[Collection entries]
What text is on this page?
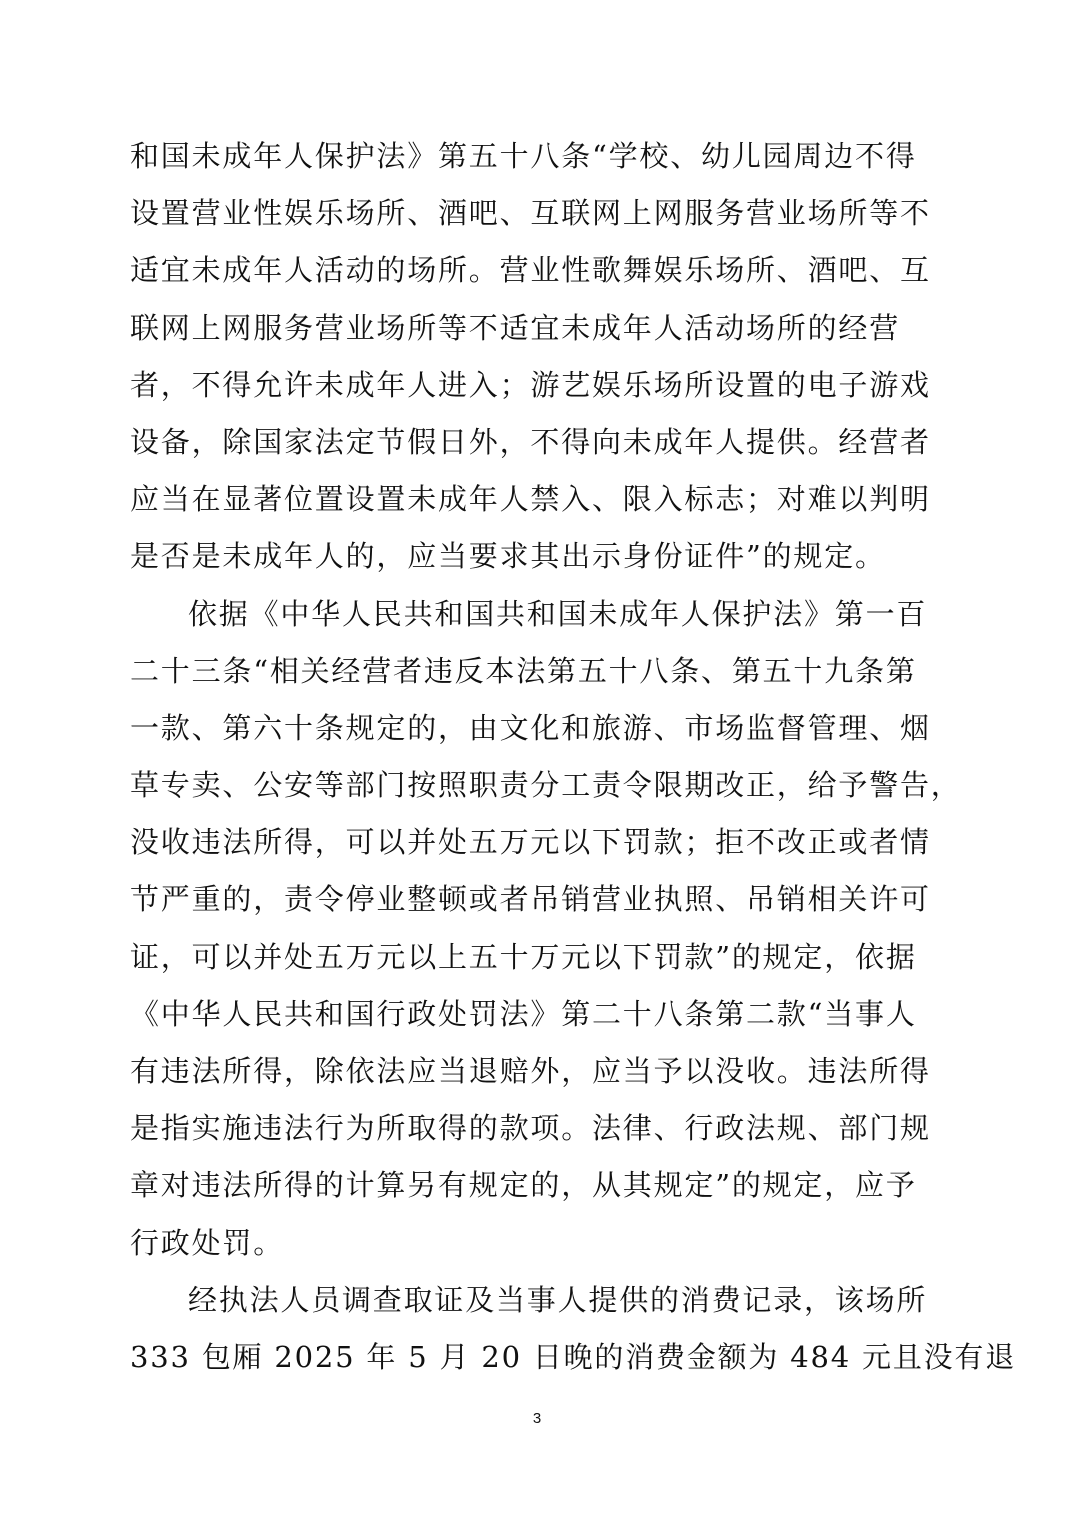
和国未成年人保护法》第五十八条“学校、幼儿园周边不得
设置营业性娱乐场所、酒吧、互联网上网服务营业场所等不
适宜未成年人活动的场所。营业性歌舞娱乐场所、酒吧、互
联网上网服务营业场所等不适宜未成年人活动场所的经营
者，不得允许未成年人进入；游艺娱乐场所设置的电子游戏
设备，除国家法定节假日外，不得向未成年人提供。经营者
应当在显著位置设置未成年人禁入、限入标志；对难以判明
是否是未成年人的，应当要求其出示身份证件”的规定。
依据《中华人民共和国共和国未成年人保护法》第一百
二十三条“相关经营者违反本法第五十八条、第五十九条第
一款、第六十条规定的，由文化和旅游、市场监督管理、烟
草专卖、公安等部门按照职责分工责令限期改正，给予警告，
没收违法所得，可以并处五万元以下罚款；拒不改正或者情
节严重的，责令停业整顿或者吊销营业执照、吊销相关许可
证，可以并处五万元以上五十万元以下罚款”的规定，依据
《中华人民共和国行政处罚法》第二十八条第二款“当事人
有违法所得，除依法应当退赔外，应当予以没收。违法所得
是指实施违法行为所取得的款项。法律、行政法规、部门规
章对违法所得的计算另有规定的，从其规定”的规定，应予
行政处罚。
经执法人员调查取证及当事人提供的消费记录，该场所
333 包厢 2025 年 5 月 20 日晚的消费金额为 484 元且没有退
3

**STATED GOAL:**
Every record above should come back exactly, but without its pictures.

**THE REPLY:**
What text is on this page?
和国未成年人保护法》第五十八条“学校、幼儿园周边不得
设置营业性娱乐场所、酒吧、互联网上网服务营业场所等不
适宜未成年人活动的场所。营业性歌舞娱乐场所、酒吧、互
联网上网服务营业场所等不适宜未成年人活动场所的经营
者，不得允许未成年人进入；游艺娱乐场所设置的电子游戏
设备，除国家法定节假日外，不得向未成年人提供。经营者
应当在显著位置设置未成年人禁入、限入标志；对难以判明
是否是未成年人的，应当要求其出示身份证件”的规定。
依据《中华人民共和国共和国未成年人保护法》第一百
二十三条“相关经营者违反本法第五十八条、第五十九条第
一款、第六十条规定的，由文化和旅游、市场监督管理、烟
草专卖、公安等部门按照职责分工责令限期改正，给予警告，
没收违法所得，可以并处五万元以下罚款；拒不改正或者情
节严重的，责令停业整顿或者吊销营业执照、吊销相关许可
证，可以并处五万元以上五十万元以下罚款”的规定，依据
《中华人民共和国行政处罚法》第二十八条第二款“当事人
有违法所得，除依法应当退赔外，应当予以没收。违法所得
是指实施违法行为所取得的款项。法律、行政法规、部门规
章对违法所得的计算另有规定的，从其规定”的规定，应予
行政处罚。
经执法人员调查取证及当事人提供的消费记录，该场所
333 包厢 2025 年 5 月 20 日晚的消费金额为 484 元且没有退
3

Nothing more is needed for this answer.